[Stored data entries]
==============================

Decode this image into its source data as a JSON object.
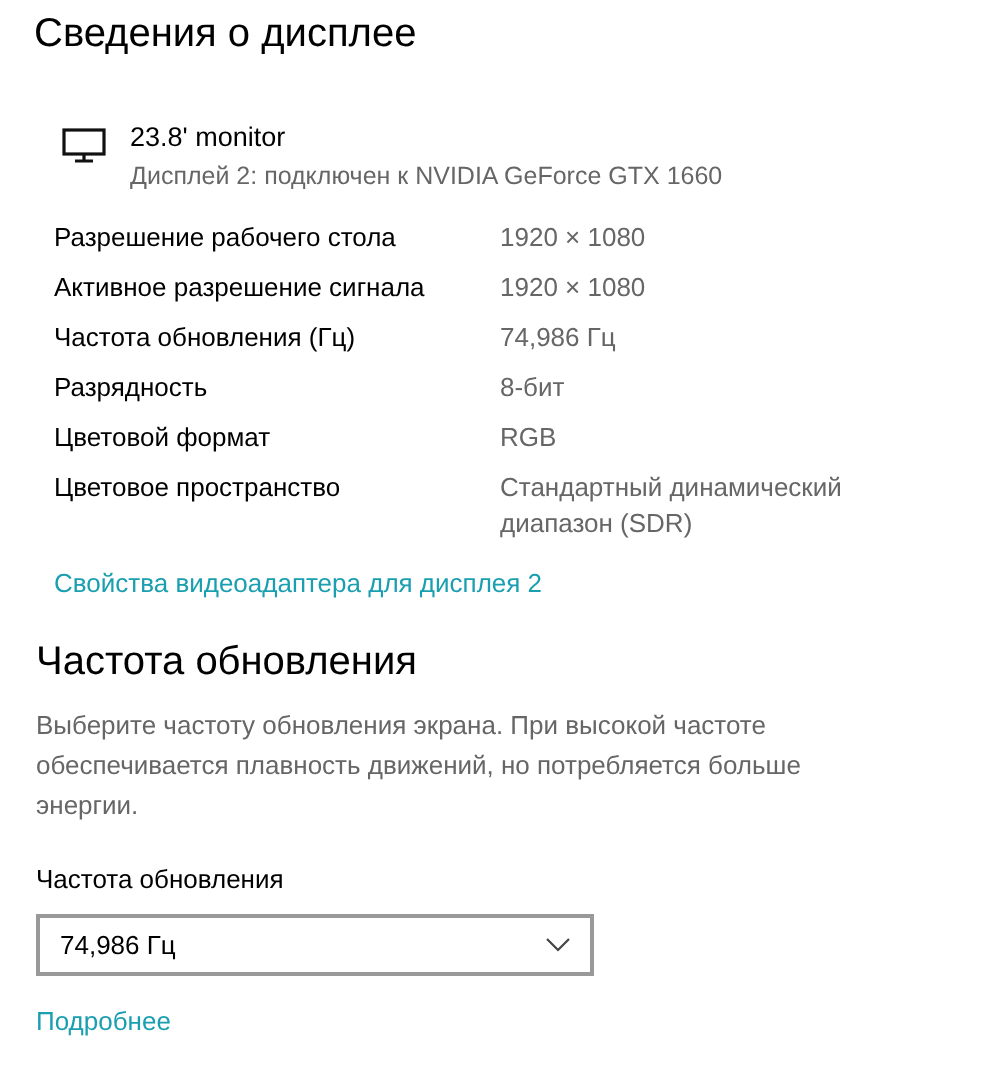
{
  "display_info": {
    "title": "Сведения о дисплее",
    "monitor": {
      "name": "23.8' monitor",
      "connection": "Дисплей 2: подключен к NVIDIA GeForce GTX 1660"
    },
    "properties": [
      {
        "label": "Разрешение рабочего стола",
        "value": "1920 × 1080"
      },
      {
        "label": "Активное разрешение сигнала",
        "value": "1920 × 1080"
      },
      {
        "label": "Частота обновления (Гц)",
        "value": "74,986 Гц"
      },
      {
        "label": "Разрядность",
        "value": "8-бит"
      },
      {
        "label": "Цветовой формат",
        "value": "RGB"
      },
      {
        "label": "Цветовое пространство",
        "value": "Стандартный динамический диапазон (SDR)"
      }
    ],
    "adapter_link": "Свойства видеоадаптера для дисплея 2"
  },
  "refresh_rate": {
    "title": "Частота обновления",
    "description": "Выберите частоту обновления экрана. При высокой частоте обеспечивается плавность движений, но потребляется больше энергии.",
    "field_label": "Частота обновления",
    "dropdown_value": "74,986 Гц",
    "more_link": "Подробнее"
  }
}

==============================

• WHAT TO DO
Transcribe the records verbatim and omit the images.

• RESPONSE FOR THIS EXERCISE
Decode this image into its source data as a JSON object.
{
  "display_info": {
    "title": "Сведения о дисплее",
    "monitor": {
      "name": "23.8' monitor",
      "connection": "Дисплей 2: подключен к NVIDIA GeForce GTX 1660"
    },
    "properties": [
      {
        "label": "Разрешение рабочего стола",
        "value": "1920 × 1080"
      },
      {
        "label": "Активное разрешение сигнала",
        "value": "1920 × 1080"
      },
      {
        "label": "Частота обновления (Гц)",
        "value": "74,986 Гц"
      },
      {
        "label": "Разрядность",
        "value": "8-бит"
      },
      {
        "label": "Цветовой формат",
        "value": "RGB"
      },
      {
        "label": "Цветовое пространство",
        "value": "Стандартный динамический диапазон (SDR)"
      }
    ],
    "adapter_link": "Свойства видеоадаптера для дисплея 2"
  },
  "refresh_rate": {
    "title": "Частота обновления",
    "description": "Выберите частоту обновления экрана. При высокой частоте обеспечивается плавность движений, но потребляется больше энергии.",
    "field_label": "Частота обновления",
    "dropdown_value": "74,986 Гц",
    "more_link": "Подробнее"
  }
}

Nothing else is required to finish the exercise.